Present the data once more in exactly its original form.

Material for this exercise.
::::::
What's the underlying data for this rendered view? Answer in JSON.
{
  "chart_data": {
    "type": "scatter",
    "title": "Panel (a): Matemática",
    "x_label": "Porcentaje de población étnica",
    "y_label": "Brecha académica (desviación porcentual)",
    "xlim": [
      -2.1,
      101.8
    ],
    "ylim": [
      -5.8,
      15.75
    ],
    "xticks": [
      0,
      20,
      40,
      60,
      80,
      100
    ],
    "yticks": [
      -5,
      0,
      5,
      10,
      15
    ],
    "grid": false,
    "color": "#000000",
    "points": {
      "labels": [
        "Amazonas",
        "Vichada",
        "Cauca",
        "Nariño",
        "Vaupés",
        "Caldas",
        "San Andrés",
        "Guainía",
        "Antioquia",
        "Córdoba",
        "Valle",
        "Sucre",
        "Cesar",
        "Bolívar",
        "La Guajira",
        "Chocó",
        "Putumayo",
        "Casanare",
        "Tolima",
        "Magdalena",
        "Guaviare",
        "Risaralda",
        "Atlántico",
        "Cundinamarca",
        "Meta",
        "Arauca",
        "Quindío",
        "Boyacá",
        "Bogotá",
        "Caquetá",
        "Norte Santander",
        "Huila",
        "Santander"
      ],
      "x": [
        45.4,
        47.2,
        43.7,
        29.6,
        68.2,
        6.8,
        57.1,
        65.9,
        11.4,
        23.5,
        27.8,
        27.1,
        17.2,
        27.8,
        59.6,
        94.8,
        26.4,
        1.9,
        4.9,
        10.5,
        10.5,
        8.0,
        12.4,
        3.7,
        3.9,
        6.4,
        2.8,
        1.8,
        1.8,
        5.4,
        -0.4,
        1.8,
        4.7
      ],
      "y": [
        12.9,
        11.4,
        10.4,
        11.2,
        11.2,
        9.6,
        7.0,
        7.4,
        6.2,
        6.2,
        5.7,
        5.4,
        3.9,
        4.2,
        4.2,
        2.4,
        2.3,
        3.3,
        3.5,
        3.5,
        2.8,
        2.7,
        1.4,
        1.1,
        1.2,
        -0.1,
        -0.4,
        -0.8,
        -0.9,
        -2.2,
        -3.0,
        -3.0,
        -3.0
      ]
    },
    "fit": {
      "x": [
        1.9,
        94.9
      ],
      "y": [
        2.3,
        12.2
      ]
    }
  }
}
::::::
Response.
What's the underlying data for this rendered view? Answer in JSON.
{
  "chart_data": {
    "type": "scatter",
    "title": "Panel (a): Matemática",
    "x_label": "Porcentaje de población étnica",
    "y_label": "Brecha académica (desviación porcentual)",
    "xlim": [
      -2.1,
      101.8
    ],
    "ylim": [
      -5.8,
      15.75
    ],
    "xticks": [
      0,
      20,
      40,
      60,
      80,
      100
    ],
    "yticks": [
      -5,
      0,
      5,
      10,
      15
    ],
    "grid": false,
    "color": "#000000",
    "points": {
      "labels": [
        "Amazonas",
        "Vichada",
        "Cauca",
        "Nariño",
        "Vaupés",
        "Caldas",
        "San Andrés",
        "Guainía",
        "Antioquia",
        "Córdoba",
        "Valle",
        "Sucre",
        "Cesar",
        "Bolívar",
        "La Guajira",
        "Chocó",
        "Putumayo",
        "Casanare",
        "Tolima",
        "Magdalena",
        "Guaviare",
        "Risaralda",
        "Atlántico",
        "Cundinamarca",
        "Meta",
        "Arauca",
        "Quindío",
        "Boyacá",
        "Bogotá",
        "Caquetá",
        "Norte Santander",
        "Huila",
        "Santander"
      ],
      "x": [
        45.4,
        47.2,
        43.7,
        29.6,
        68.2,
        6.8,
        57.1,
        65.9,
        11.4,
        23.5,
        27.8,
        27.1,
        17.2,
        27.8,
        59.6,
        94.8,
        26.4,
        1.9,
        4.9,
        10.5,
        10.5,
        8.0,
        12.4,
        3.7,
        3.9,
        6.4,
        2.8,
        1.8,
        1.8,
        5.4,
        -0.4,
        1.8,
        4.7
      ],
      "y": [
        12.9,
        11.4,
        10.4,
        11.2,
        11.2,
        9.6,
        7.0,
        7.4,
        6.2,
        6.2,
        5.7,
        5.4,
        3.9,
        4.2,
        4.2,
        2.4,
        2.3,
        3.3,
        3.5,
        3.5,
        2.8,
        2.7,
        1.4,
        1.1,
        1.2,
        -0.1,
        -0.4,
        -0.8,
        -0.9,
        -2.2,
        -3.0,
        -3.0,
        -3.0
      ]
    },
    "fit": {
      "x": [
        1.9,
        94.9
      ],
      "y": [
        2.3,
        12.2
      ]
    }
  }
}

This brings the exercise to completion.